EXERCISE GOAL: Copy the lines from the first one through the line containing "footnote-2: (٢) الأنعام", both included, and keep every character unchanged.

MATERIALS PROVIDED:

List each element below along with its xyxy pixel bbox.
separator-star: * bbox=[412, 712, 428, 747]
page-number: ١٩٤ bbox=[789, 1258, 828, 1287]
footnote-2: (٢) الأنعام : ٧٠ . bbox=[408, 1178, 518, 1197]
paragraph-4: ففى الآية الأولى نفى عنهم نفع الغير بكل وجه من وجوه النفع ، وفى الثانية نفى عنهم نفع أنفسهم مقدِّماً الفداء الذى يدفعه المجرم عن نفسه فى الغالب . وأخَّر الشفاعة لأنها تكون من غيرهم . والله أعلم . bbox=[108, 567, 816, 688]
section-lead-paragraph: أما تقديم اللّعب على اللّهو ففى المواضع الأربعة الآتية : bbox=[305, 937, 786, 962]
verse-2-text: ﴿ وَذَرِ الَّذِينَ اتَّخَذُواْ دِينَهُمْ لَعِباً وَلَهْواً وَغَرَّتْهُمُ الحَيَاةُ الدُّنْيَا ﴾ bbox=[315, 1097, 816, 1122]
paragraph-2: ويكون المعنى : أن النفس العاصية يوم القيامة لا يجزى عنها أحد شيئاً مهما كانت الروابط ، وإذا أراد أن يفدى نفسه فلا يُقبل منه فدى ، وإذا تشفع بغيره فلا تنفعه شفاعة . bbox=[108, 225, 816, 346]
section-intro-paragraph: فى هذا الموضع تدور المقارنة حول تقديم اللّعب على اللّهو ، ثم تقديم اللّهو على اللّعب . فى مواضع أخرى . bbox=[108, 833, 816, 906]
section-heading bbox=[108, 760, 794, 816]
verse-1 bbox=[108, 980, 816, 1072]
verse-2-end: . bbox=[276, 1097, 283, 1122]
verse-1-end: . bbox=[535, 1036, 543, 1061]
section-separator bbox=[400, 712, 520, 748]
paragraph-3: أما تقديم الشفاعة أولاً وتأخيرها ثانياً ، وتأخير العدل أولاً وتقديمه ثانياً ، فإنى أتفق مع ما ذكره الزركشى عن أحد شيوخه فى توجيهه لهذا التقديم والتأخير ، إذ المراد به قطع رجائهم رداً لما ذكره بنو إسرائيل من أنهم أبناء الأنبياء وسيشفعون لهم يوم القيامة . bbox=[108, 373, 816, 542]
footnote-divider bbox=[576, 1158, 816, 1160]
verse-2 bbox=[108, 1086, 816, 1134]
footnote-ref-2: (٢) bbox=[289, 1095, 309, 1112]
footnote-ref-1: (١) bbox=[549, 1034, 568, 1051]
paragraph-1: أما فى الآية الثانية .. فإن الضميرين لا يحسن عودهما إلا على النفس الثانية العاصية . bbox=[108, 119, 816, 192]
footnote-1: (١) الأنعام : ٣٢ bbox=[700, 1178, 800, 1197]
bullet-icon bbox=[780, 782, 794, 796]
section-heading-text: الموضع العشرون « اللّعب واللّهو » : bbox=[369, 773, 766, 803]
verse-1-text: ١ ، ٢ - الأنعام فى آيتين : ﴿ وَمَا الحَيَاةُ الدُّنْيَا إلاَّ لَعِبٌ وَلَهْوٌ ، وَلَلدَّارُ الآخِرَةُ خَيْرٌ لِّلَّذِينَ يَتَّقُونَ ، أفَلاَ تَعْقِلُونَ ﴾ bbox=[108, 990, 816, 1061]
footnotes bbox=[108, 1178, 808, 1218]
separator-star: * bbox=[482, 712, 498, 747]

FINISHED TASK:
List each element below along with its xyxy pixel bbox.
separator-star: * bbox=[412, 712, 428, 747]
page-number: ١٩٤ bbox=[789, 1258, 828, 1287]
footnote-2: (٢) الأنعام : ٧٠ . bbox=[408, 1178, 518, 1197]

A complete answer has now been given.